» WHAT TO DO
Copy down all of the data underneath, exactly as shown.

» DATA SHOWN
• • •
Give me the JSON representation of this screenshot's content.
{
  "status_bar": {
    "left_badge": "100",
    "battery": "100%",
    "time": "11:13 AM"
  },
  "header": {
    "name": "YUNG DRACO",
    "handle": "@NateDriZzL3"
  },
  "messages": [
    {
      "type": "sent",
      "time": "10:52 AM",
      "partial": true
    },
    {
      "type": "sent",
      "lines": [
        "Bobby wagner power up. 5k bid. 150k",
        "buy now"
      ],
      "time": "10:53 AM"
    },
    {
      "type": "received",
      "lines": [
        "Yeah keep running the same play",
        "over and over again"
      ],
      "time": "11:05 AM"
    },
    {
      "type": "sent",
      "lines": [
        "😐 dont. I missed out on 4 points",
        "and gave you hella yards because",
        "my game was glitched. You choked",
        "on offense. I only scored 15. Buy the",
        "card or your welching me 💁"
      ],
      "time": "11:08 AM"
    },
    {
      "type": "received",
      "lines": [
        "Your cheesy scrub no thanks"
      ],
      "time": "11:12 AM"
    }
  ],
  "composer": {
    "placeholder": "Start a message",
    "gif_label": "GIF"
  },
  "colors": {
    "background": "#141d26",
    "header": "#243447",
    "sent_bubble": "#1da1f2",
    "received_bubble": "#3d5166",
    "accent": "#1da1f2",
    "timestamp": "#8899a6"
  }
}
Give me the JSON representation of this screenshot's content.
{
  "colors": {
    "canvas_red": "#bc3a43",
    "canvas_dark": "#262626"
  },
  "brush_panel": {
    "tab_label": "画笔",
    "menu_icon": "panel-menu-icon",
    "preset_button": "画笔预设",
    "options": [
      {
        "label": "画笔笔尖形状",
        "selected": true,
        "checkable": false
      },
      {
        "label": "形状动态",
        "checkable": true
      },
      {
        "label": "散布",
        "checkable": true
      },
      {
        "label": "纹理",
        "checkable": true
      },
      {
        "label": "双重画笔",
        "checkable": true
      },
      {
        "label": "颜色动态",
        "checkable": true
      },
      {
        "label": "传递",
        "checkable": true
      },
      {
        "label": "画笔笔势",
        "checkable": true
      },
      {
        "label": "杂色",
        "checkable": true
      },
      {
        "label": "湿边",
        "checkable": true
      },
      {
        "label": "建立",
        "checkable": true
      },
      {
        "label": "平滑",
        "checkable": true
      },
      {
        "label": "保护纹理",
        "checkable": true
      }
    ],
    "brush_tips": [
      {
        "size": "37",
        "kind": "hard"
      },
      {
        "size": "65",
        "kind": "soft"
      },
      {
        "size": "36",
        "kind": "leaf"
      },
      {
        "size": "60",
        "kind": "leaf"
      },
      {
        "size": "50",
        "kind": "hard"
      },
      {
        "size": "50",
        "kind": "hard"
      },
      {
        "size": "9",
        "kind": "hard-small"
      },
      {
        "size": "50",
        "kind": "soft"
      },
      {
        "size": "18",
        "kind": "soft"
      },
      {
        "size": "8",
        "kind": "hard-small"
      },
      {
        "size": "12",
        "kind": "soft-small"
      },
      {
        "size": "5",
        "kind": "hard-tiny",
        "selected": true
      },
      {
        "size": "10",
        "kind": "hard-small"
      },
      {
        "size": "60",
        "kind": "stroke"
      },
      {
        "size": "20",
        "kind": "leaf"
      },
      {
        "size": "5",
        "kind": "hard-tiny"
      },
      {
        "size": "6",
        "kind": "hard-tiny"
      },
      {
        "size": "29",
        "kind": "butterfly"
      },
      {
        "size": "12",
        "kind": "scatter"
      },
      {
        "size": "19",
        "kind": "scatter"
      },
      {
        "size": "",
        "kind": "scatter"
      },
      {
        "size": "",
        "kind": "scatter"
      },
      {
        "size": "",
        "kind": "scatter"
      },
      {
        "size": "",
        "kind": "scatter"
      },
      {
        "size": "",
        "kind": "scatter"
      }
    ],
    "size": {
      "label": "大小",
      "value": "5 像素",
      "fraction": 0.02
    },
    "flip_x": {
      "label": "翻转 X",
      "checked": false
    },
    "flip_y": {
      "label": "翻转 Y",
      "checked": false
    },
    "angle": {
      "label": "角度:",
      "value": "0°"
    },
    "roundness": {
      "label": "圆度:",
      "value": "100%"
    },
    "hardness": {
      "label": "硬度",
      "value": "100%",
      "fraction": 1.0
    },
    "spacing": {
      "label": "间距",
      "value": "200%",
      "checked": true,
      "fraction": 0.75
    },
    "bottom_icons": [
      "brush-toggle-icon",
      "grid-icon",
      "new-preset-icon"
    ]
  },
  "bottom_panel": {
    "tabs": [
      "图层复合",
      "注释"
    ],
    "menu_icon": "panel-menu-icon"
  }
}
• • •
» EXPECTED OUTPUT
Give me the JSON representation of this screenshot's content.
{
  "status_bar": {
    "left_badge": "100",
    "battery": "100%",
    "time": "11:13 AM"
  },
  "header": {
    "name": "YUNG DRACO",
    "handle": "@NateDriZzL3"
  },
  "messages": [
    {
      "type": "sent",
      "time": "10:52 AM",
      "partial": true
    },
    {
      "type": "sent",
      "lines": [
        "Bobby wagner power up. 5k bid. 150k",
        "buy now"
      ],
      "time": "10:53 AM"
    },
    {
      "type": "received",
      "lines": [
        "Yeah keep running the same play",
        "over and over again"
      ],
      "time": "11:05 AM"
    },
    {
      "type": "sent",
      "lines": [
        "😐 dont. I missed out on 4 points",
        "and gave you hella yards because",
        "my game was glitched. You choked",
        "on offense. I only scored 15. Buy the",
        "card or your welching me 💁"
      ],
      "time": "11:08 AM"
    },
    {
      "type": "received",
      "lines": [
        "Your cheesy scrub no thanks"
      ],
      "time": "11:12 AM"
    }
  ],
  "composer": {
    "placeholder": "Start a message",
    "gif_label": "GIF"
  },
  "colors": {
    "background": "#141d26",
    "header": "#243447",
    "sent_bubble": "#1da1f2",
    "received_bubble": "#3d5166",
    "accent": "#1da1f2",
    "timestamp": "#8899a6"
  }
}
Give me the JSON representation of this screenshot's content.
{
  "colors": {
    "canvas_red": "#bc3a43",
    "canvas_dark": "#262626"
  },
  "brush_panel": {
    "tab_label": "画笔",
    "menu_icon": "panel-menu-icon",
    "preset_button": "画笔预设",
    "options": [
      {
        "label": "画笔笔尖形状",
        "selected": true,
        "checkable": false
      },
      {
        "label": "形状动态",
        "checkable": true
      },
      {
        "label": "散布",
        "checkable": true
      },
      {
        "label": "纹理",
        "checkable": true
      },
      {
        "label": "双重画笔",
        "checkable": true
      },
      {
        "label": "颜色动态",
        "checkable": true
      },
      {
        "label": "传递",
        "checkable": true
      },
      {
        "label": "画笔笔势",
        "checkable": true
      },
      {
        "label": "杂色",
        "checkable": true
      },
      {
        "label": "湿边",
        "checkable": true
      },
      {
        "label": "建立",
        "checkable": true
      },
      {
        "label": "平滑",
        "checkable": true
      },
      {
        "label": "保护纹理",
        "checkable": true
      }
    ],
    "brush_tips": [
      {
        "size": "37",
        "kind": "hard"
      },
      {
        "size": "65",
        "kind": "soft"
      },
      {
        "size": "36",
        "kind": "leaf"
      },
      {
        "size": "60",
        "kind": "leaf"
      },
      {
        "size": "50",
        "kind": "hard"
      },
      {
        "size": "50",
        "kind": "hard"
      },
      {
        "size": "9",
        "kind": "hard-small"
      },
      {
        "size": "50",
        "kind": "soft"
      },
      {
        "size": "18",
        "kind": "soft"
      },
      {
        "size": "8",
        "kind": "hard-small"
      },
      {
        "size": "12",
        "kind": "soft-small"
      },
      {
        "size": "5",
        "kind": "hard-tiny",
        "selected": true
      },
      {
        "size": "10",
        "kind": "hard-small"
      },
      {
        "size": "60",
        "kind": "stroke"
      },
      {
        "size": "20",
        "kind": "leaf"
      },
      {
        "size": "5",
        "kind": "hard-tiny"
      },
      {
        "size": "6",
        "kind": "hard-tiny"
      },
      {
        "size": "29",
        "kind": "butterfly"
      },
      {
        "size": "12",
        "kind": "scatter"
      },
      {
        "size": "19",
        "kind": "scatter"
      },
      {
        "size": "",
        "kind": "scatter"
      },
      {
        "size": "",
        "kind": "scatter"
      },
      {
        "size": "",
        "kind": "scatter"
      },
      {
        "size": "",
        "kind": "scatter"
      },
      {
        "size": "",
        "kind": "scatter"
      }
    ],
    "size": {
      "label": "大小",
      "value": "5 像素",
      "fraction": 0.02
    },
    "flip_x": {
      "label": "翻转 X",
      "checked": false
    },
    "flip_y": {
      "label": "翻转 Y",
      "checked": false
    },
    "angle": {
      "label": "角度:",
      "value": "0°"
    },
    "roundness": {
      "label": "圆度:",
      "value": "100%"
    },
    "hardness": {
      "label": "硬度",
      "value": "100%",
      "fraction": 1.0
    },
    "spacing": {
      "label": "间距",
      "value": "200%",
      "checked": true,
      "fraction": 0.75
    },
    "bottom_icons": [
      "brush-toggle-icon",
      "grid-icon",
      "new-preset-icon"
    ]
  },
  "bottom_panel": {
    "tabs": [
      "图层复合",
      "注释"
    ],
    "menu_icon": "panel-menu-icon"
  }
}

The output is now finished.